Please give the listing again in its entirety, exactly as written.

Records to use ::
□ □ □

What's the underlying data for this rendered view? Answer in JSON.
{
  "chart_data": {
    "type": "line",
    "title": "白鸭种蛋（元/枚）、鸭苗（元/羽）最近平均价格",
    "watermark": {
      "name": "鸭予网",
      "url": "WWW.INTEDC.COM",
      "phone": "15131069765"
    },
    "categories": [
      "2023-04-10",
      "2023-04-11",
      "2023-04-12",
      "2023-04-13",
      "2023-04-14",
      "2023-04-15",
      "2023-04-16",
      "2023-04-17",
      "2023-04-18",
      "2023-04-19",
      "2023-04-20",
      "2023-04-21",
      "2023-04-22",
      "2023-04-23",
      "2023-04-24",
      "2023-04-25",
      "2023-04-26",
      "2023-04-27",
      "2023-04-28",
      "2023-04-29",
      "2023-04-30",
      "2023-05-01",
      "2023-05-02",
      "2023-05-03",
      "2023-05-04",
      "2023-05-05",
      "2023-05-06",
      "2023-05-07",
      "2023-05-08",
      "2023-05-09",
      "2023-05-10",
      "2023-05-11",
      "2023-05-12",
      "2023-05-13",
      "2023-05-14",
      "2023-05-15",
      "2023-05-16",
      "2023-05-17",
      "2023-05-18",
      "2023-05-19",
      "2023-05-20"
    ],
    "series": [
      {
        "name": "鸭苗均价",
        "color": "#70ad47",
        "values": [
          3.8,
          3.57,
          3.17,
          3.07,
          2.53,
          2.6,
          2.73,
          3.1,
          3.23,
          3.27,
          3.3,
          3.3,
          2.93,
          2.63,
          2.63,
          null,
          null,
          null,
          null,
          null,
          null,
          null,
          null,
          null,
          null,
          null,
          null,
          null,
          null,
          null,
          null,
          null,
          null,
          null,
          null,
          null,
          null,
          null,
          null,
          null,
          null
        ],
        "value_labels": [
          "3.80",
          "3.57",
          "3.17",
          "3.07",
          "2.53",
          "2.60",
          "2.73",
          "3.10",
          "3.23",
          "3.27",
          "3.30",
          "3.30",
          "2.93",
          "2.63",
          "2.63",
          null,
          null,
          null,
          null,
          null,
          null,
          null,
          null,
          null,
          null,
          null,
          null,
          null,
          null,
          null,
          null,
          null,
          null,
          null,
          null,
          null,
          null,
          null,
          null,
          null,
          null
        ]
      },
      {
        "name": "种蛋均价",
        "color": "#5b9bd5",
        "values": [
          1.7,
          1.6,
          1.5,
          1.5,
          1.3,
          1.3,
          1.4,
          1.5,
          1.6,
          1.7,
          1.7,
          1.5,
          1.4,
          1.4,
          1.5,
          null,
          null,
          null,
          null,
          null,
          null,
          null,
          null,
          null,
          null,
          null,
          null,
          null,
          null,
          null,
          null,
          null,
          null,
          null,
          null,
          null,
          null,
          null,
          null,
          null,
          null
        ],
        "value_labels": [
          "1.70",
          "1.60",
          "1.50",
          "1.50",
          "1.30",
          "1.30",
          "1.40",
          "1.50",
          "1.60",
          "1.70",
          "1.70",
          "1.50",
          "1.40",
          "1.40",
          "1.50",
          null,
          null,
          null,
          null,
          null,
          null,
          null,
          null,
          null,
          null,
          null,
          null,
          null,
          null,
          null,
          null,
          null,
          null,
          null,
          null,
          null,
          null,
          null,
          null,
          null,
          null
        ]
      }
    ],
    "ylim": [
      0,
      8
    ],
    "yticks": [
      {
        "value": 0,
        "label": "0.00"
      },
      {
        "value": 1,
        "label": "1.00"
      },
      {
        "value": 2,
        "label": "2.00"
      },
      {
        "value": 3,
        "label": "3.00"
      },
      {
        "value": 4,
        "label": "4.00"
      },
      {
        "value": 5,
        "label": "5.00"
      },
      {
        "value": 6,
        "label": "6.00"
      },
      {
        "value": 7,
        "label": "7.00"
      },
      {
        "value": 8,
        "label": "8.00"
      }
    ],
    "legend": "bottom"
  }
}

□ □ □

Exercise output ::
What's the underlying data for this rendered view? Answer in JSON.
{
  "chart_data": {
    "type": "line",
    "title": "白鸭种蛋（元/枚）、鸭苗（元/羽）最近平均价格",
    "watermark": {
      "name": "鸭予网",
      "url": "WWW.INTEDC.COM",
      "phone": "15131069765"
    },
    "categories": [
      "2023-04-10",
      "2023-04-11",
      "2023-04-12",
      "2023-04-13",
      "2023-04-14",
      "2023-04-15",
      "2023-04-16",
      "2023-04-17",
      "2023-04-18",
      "2023-04-19",
      "2023-04-20",
      "2023-04-21",
      "2023-04-22",
      "2023-04-23",
      "2023-04-24",
      "2023-04-25",
      "2023-04-26",
      "2023-04-27",
      "2023-04-28",
      "2023-04-29",
      "2023-04-30",
      "2023-05-01",
      "2023-05-02",
      "2023-05-03",
      "2023-05-04",
      "2023-05-05",
      "2023-05-06",
      "2023-05-07",
      "2023-05-08",
      "2023-05-09",
      "2023-05-10",
      "2023-05-11",
      "2023-05-12",
      "2023-05-13",
      "2023-05-14",
      "2023-05-15",
      "2023-05-16",
      "2023-05-17",
      "2023-05-18",
      "2023-05-19",
      "2023-05-20"
    ],
    "series": [
      {
        "name": "鸭苗均价",
        "color": "#70ad47",
        "values": [
          3.8,
          3.57,
          3.17,
          3.07,
          2.53,
          2.6,
          2.73,
          3.1,
          3.23,
          3.27,
          3.3,
          3.3,
          2.93,
          2.63,
          2.63,
          null,
          null,
          null,
          null,
          null,
          null,
          null,
          null,
          null,
          null,
          null,
          null,
          null,
          null,
          null,
          null,
          null,
          null,
          null,
          null,
          null,
          null,
          null,
          null,
          null,
          null
        ],
        "value_labels": [
          "3.80",
          "3.57",
          "3.17",
          "3.07",
          "2.53",
          "2.60",
          "2.73",
          "3.10",
          "3.23",
          "3.27",
          "3.30",
          "3.30",
          "2.93",
          "2.63",
          "2.63",
          null,
          null,
          null,
          null,
          null,
          null,
          null,
          null,
          null,
          null,
          null,
          null,
          null,
          null,
          null,
          null,
          null,
          null,
          null,
          null,
          null,
          null,
          null,
          null,
          null,
          null
        ]
      },
      {
        "name": "种蛋均价",
        "color": "#5b9bd5",
        "values": [
          1.7,
          1.6,
          1.5,
          1.5,
          1.3,
          1.3,
          1.4,
          1.5,
          1.6,
          1.7,
          1.7,
          1.5,
          1.4,
          1.4,
          1.5,
          null,
          null,
          null,
          null,
          null,
          null,
          null,
          null,
          null,
          null,
          null,
          null,
          null,
          null,
          null,
          null,
          null,
          null,
          null,
          null,
          null,
          null,
          null,
          null,
          null,
          null
        ],
        "value_labels": [
          "1.70",
          "1.60",
          "1.50",
          "1.50",
          "1.30",
          "1.30",
          "1.40",
          "1.50",
          "1.60",
          "1.70",
          "1.70",
          "1.50",
          "1.40",
          "1.40",
          "1.50",
          null,
          null,
          null,
          null,
          null,
          null,
          null,
          null,
          null,
          null,
          null,
          null,
          null,
          null,
          null,
          null,
          null,
          null,
          null,
          null,
          null,
          null,
          null,
          null,
          null,
          null
        ]
      }
    ],
    "ylim": [
      0,
      8
    ],
    "yticks": [
      {
        "value": 0,
        "label": "0.00"
      },
      {
        "value": 1,
        "label": "1.00"
      },
      {
        "value": 2,
        "label": "2.00"
      },
      {
        "value": 3,
        "label": "3.00"
      },
      {
        "value": 4,
        "label": "4.00"
      },
      {
        "value": 5,
        "label": "5.00"
      },
      {
        "value": 6,
        "label": "6.00"
      },
      {
        "value": 7,
        "label": "7.00"
      },
      {
        "value": 8,
        "label": "8.00"
      }
    ],
    "legend": "bottom"
  }
}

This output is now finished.